┌──
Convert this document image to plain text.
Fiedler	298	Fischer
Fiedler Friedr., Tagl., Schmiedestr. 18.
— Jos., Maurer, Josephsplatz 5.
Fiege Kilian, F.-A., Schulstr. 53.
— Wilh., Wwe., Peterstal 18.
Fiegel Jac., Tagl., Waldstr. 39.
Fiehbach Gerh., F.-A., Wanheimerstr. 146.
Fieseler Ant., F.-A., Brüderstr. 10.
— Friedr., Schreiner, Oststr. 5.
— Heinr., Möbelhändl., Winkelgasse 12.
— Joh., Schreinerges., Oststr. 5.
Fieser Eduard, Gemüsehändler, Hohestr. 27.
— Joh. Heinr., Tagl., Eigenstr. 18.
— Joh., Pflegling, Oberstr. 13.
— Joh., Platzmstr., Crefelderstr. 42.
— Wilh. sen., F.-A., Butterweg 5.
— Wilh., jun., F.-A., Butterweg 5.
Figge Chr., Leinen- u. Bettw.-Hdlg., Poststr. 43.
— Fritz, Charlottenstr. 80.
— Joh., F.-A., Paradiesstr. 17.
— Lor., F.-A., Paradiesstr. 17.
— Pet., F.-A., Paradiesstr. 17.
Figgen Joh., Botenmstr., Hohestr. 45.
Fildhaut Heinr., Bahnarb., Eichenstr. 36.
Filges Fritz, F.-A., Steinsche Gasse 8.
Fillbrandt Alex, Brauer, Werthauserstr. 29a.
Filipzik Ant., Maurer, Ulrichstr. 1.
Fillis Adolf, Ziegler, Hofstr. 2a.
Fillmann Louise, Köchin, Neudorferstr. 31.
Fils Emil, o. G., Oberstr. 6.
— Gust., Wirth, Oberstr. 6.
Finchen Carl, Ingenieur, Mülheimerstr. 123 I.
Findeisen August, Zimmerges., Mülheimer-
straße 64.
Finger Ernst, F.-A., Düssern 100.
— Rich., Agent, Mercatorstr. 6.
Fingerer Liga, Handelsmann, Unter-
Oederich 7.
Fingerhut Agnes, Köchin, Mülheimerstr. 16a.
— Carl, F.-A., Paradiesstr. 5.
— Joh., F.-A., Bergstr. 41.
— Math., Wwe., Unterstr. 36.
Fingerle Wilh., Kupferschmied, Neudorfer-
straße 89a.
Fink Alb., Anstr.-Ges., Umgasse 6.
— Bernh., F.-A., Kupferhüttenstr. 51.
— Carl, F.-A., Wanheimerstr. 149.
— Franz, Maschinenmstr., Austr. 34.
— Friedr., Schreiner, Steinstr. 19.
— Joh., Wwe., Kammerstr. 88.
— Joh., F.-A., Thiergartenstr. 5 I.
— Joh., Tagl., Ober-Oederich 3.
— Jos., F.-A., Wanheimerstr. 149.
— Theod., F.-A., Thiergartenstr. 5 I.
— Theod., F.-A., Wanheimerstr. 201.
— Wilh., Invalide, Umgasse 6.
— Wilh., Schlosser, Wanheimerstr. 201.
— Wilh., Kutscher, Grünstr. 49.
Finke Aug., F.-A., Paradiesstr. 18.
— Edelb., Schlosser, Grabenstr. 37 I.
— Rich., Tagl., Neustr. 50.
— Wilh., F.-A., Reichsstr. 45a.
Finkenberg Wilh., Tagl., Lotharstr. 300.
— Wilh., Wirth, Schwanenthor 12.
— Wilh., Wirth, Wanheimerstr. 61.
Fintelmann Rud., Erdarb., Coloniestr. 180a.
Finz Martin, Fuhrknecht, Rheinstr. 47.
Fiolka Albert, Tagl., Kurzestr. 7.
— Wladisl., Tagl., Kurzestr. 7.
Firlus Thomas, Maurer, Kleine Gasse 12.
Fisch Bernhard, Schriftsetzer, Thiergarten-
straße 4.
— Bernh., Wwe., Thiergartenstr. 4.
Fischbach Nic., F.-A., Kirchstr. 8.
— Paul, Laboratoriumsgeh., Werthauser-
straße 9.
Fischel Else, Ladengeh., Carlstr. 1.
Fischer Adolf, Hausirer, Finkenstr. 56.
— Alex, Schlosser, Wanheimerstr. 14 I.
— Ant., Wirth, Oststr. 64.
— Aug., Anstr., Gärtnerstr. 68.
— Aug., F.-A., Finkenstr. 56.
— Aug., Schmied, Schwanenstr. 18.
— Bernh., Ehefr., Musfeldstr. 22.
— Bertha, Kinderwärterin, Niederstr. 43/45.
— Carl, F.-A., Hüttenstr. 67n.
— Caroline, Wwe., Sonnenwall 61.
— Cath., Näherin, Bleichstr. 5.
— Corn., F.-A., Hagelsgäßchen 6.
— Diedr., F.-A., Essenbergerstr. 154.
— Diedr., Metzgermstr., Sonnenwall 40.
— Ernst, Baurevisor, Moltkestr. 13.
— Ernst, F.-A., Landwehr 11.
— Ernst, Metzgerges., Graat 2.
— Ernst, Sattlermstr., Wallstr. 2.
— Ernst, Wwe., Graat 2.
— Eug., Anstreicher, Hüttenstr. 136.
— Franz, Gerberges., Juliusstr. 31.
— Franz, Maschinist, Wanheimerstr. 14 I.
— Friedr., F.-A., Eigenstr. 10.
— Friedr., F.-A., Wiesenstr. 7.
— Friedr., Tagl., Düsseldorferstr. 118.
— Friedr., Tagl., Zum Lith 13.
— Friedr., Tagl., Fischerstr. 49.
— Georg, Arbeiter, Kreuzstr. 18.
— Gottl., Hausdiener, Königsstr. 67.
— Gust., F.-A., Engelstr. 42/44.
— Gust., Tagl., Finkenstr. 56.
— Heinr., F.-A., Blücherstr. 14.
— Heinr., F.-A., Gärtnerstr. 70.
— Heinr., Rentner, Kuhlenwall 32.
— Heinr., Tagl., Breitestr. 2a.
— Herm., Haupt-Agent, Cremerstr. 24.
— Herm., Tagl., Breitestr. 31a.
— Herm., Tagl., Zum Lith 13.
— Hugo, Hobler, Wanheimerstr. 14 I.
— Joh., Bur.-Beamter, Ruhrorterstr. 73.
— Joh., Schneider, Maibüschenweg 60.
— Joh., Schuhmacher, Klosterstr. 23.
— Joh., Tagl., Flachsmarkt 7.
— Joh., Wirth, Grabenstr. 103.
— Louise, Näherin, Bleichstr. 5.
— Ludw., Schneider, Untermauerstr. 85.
└──
▶ WORK TO BE COMPLETED:
Write out the entire listing exactly.

▶ TASK ANSWER:
Convert this document image to plain text.
Fiedler	298	Fischer
Fiedler Friedr., Tagl., Schmiedestr. 18.
— Jos., Maurer, Josephsplatz 5.
Fiege Kilian, F.-A., Schulstr. 53.
— Wilh., Wwe., Peterstal 18.
Fiegel Jac., Tagl., Waldstr. 39.
Fiehbach Gerh., F.-A., Wanheimerstr. 146.
Fieseler Ant., F.-A., Brüderstr. 10.
— Friedr., Schreiner, Oststr. 5.
— Heinr., Möbelhändl., Winkelgasse 12.
— Joh., Schreinerges., Oststr. 5.
Fieser Eduard, Gemüsehändler, Hohestr. 27.
— Joh. Heinr., Tagl., Eigenstr. 18.
— Joh., Pflegling, Oberstr. 13.
— Joh., Platzmstr., Crefelderstr. 42.
— Wilh. sen., F.-A., Butterweg 5.
— Wilh., jun., F.-A., Butterweg 5.
Figge Chr., Leinen- u. Bettw.-Hdlg., Poststr. 43.
— Fritz, Charlottenstr. 80.
— Joh., F.-A., Paradiesstr. 17.
— Lor., F.-A., Paradiesstr. 17.
— Pet., F.-A., Paradiesstr. 17.
Figgen Joh., Botenmstr., Hohestr. 45.
Fildhaut Heinr., Bahnarb., Eichenstr. 36.
Filges Fritz, F.-A., Steinsche Gasse 8.
Fillbrandt Alex, Brauer, Werthauserstr. 29a.
Filipzik Ant., Maurer, Ulrichstr. 1.
Fillis Adolf, Ziegler, Hofstr. 2a.
Fillmann Louise, Köchin, Neudorferstr. 31.
Fils Emil, o. G., Oberstr. 6.
— Gust., Wirth, Oberstr. 6.
Finchen Carl, Ingenieur, Mülheimerstr. 123 I.
Findeisen August, Zimmerges., Mülheimer-
straße 64.
Finger Ernst, F.-A., Düssern 100.
— Rich., Agent, Mercatorstr. 6.
Fingerer Liga, Handelsmann, Unter-
Oederich 7.
Fingerhut Agnes, Köchin, Mülheimerstr. 16a.
— Carl, F.-A., Paradiesstr. 5.
— Joh., F.-A., Bergstr. 41.
— Math., Wwe., Unterstr. 36.
Fingerle Wilh., Kupferschmied, Neudorfer-
straße 89a.
Fink Alb., Anstr.-Ges., Umgasse 6.
— Bernh., F.-A., Kupferhüttenstr. 51.
— Carl, F.-A., Wanheimerstr. 149.
— Franz, Maschinenmstr., Austr. 34.
— Friedr., Schreiner, Steinstr. 19.
— Joh., Wwe., Kammerstr. 88.
— Joh., F.-A., Thiergartenstr. 5 I.
— Joh., Tagl., Ober-Oederich 3.
— Jos., F.-A., Wanheimerstr. 149.
— Theod., F.-A., Thiergartenstr. 5 I.
— Theod., F.-A., Wanheimerstr. 201.
— Wilh., Invalide, Umgasse 6.
— Wilh., Schlosser, Wanheimerstr. 201.
— Wilh., Kutscher, Grünstr. 49.
Finke Aug., F.-A., Paradiesstr. 18.
— Edelb., Schlosser, Grabenstr. 37 I.
— Rich., Tagl., Neustr. 50.
— Wilh., F.-A., Reichsstr. 45a.
Finkenberg Wilh., Tagl., Lotharstr. 300.
— Wilh., Wirth, Schwanenthor 12.
— Wilh., Wirth, Wanheimerstr. 61.
Fintelmann Rud., Erdarb., Coloniestr. 180a.
Finz Martin, Fuhrknecht, Rheinstr. 47.
Fiolka Albert, Tagl., Kurzestr. 7.
— Wladisl., Tagl., Kurzestr. 7.
Firlus Thomas, Maurer, Kleine Gasse 12.
Fisch Bernhard, Schriftsetzer, Thiergarten-
straße 4.
— Bernh., Wwe., Thiergartenstr. 4.
Fischbach Nic., F.-A., Kirchstr. 8.
— Paul, Laboratoriumsgeh., Werthauser-
straße 9.
Fischel Else, Ladengeh., Carlstr. 1.
Fischer Adolf, Hausirer, Finkenstr. 56.
— Alex, Schlosser, Wanheimerstr. 14 I.
— Ant., Wirth, Oststr. 64.
— Aug., Anstr., Gärtnerstr. 68.
— Aug., F.-A., Finkenstr. 56.
— Aug., Schmied, Schwanenstr. 18.
— Bernh., Ehefr., Musfeldstr. 22.
— Bertha, Kinderwärterin, Niederstr. 43/45.
— Carl, F.-A., Hüttenstr. 67n.
— Caroline, Wwe., Sonnenwall 61.
— Cath., Näherin, Bleichstr. 5.
— Corn., F.-A., Hagelsgäßchen 6.
— Diedr., F.-A., Essenbergerstr. 154.
— Diedr., Metzgermstr., Sonnenwall 40.
— Ernst, Baurevisor, Moltkestr. 13.
— Ernst, F.-A., Landwehr 11.
— Ernst, Metzgerges., Graat 2.
— Ernst, Sattlermstr., Wallstr. 2.
— Ernst, Wwe., Graat 2.
— Eug., Anstreicher, Hüttenstr. 136.
— Franz, Gerberges., Juliusstr. 31.
— Franz, Maschinist, Wanheimerstr. 14 I.
— Friedr., F.-A., Eigenstr. 10.
— Friedr., F.-A., Wiesenstr. 7.
— Friedr., Tagl., Düsseldorferstr. 118.
— Friedr., Tagl., Zum Lith 13.
— Friedr., Tagl., Fischerstr. 49.
— Georg, Arbeiter, Kreuzstr. 18.
— Gottl., Hausdiener, Königsstr. 67.
— Gust., F.-A., Engelstr. 42/44.
— Gust., Tagl., Finkenstr. 56.
— Heinr., F.-A., Blücherstr. 14.
— Heinr., F.-A., Gärtnerstr. 70.
— Heinr., Rentner, Kuhlenwall 32.
— Heinr., Tagl., Breitestr. 2a.
— Herm., Haupt-Agent, Cremerstr. 24.
— Herm., Tagl., Breitestr. 31a.
— Herm., Tagl., Zum Lith 13.
— Hugo, Hobler, Wanheimerstr. 14 I.
— Joh., Bur.-Beamter, Ruhrorterstr. 73.
— Joh., Schneider, Maibüschenweg 60.
— Joh., Schuhmacher, Klosterstr. 23.
— Joh., Tagl., Flachsmarkt 7.
— Joh., Wirth, Grabenstr. 103.
— Louise, Näherin, Bleichstr. 5.
— Ludw., Schneider, Untermauerstr. 85.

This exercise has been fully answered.